• [The problem]
Each entry must be reproduced precisely as it stands.

= = =

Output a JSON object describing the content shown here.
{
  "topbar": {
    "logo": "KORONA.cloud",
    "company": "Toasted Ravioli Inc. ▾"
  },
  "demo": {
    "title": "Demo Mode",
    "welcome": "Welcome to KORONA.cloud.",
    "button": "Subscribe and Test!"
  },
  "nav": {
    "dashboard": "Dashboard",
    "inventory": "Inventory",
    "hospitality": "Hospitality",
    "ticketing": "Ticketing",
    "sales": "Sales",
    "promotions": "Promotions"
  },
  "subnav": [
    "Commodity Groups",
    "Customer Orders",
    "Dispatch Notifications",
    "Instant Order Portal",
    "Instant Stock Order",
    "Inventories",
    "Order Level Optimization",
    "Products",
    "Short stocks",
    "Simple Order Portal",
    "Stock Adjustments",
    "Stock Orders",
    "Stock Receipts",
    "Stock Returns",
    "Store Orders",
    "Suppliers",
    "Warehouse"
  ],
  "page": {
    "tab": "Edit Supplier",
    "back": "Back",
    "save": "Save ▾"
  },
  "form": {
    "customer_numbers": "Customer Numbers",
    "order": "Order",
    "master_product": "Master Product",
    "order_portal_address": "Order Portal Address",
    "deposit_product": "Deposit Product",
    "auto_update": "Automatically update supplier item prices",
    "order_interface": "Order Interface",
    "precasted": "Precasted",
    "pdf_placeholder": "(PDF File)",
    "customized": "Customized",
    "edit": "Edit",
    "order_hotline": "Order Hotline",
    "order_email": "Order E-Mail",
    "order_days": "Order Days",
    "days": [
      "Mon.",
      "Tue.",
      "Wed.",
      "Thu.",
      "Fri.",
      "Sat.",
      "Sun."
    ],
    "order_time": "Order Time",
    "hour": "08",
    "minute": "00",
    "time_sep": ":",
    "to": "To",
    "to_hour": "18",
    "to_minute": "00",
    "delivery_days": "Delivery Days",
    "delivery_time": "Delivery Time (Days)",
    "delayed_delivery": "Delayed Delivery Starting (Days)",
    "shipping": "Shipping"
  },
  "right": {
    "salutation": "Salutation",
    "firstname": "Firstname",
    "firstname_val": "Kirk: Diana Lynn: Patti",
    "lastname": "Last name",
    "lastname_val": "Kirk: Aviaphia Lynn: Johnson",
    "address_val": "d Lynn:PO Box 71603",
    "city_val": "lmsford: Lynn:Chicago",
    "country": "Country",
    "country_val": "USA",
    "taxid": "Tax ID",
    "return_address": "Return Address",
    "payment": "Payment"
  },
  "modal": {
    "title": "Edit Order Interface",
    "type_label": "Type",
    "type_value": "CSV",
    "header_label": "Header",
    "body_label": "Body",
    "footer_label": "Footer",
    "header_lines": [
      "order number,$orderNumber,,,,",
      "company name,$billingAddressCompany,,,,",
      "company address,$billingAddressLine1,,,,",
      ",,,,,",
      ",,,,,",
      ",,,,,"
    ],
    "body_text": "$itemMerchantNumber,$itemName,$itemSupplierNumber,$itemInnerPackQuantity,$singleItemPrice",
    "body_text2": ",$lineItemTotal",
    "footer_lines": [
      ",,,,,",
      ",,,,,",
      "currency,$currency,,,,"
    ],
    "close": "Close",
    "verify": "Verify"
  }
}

= = =

• [Answer]
Output a JSON object describing the content shown here.
{
  "topbar": {
    "logo": "KORONA.cloud",
    "company": "Toasted Ravioli Inc. ▾"
  },
  "demo": {
    "title": "Demo Mode",
    "welcome": "Welcome to KORONA.cloud.",
    "button": "Subscribe and Test!"
  },
  "nav": {
    "dashboard": "Dashboard",
    "inventory": "Inventory",
    "hospitality": "Hospitality",
    "ticketing": "Ticketing",
    "sales": "Sales",
    "promotions": "Promotions"
  },
  "subnav": [
    "Commodity Groups",
    "Customer Orders",
    "Dispatch Notifications",
    "Instant Order Portal",
    "Instant Stock Order",
    "Inventories",
    "Order Level Optimization",
    "Products",
    "Short stocks",
    "Simple Order Portal",
    "Stock Adjustments",
    "Stock Orders",
    "Stock Receipts",
    "Stock Returns",
    "Store Orders",
    "Suppliers",
    "Warehouse"
  ],
  "page": {
    "tab": "Edit Supplier",
    "back": "Back",
    "save": "Save ▾"
  },
  "form": {
    "customer_numbers": "Customer Numbers",
    "order": "Order",
    "master_product": "Master Product",
    "order_portal_address": "Order Portal Address",
    "deposit_product": "Deposit Product",
    "auto_update": "Automatically update supplier item prices",
    "order_interface": "Order Interface",
    "precasted": "Precasted",
    "pdf_placeholder": "(PDF File)",
    "customized": "Customized",
    "edit": "Edit",
    "order_hotline": "Order Hotline",
    "order_email": "Order E-Mail",
    "order_days": "Order Days",
    "days": [
      "Mon.",
      "Tue.",
      "Wed.",
      "Thu.",
      "Fri.",
      "Sat.",
      "Sun."
    ],
    "order_time": "Order Time",
    "hour": "08",
    "minute": "00",
    "time_sep": ":",
    "to": "To",
    "to_hour": "18",
    "to_minute": "00",
    "delivery_days": "Delivery Days",
    "delivery_time": "Delivery Time (Days)",
    "delayed_delivery": "Delayed Delivery Starting (Days)",
    "shipping": "Shipping"
  },
  "right": {
    "salutation": "Salutation",
    "firstname": "Firstname",
    "firstname_val": "Kirk: Diana Lynn: Patti",
    "lastname": "Last name",
    "lastname_val": "Kirk: Aviaphia Lynn: Johnson",
    "address_val": "d Lynn:PO Box 71603",
    "city_val": "lmsford: Lynn:Chicago",
    "country": "Country",
    "country_val": "USA",
    "taxid": "Tax ID",
    "return_address": "Return Address",
    "payment": "Payment"
  },
  "modal": {
    "title": "Edit Order Interface",
    "type_label": "Type",
    "type_value": "CSV",
    "header_label": "Header",
    "body_label": "Body",
    "footer_label": "Footer",
    "header_lines": [
      "order number,$orderNumber,,,,",
      "company name,$billingAddressCompany,,,,",
      "company address,$billingAddressLine1,,,,",
      ",,,,,",
      ",,,,,",
      ",,,,,"
    ],
    "body_text": "$itemMerchantNumber,$itemName,$itemSupplierNumber,$itemInnerPackQuantity,$singleItemPrice",
    "body_text2": ",$lineItemTotal",
    "footer_lines": [
      ",,,,,",
      ",,,,,",
      "currency,$currency,,,,"
    ],
    "close": "Close",
    "verify": "Verify"
  }
}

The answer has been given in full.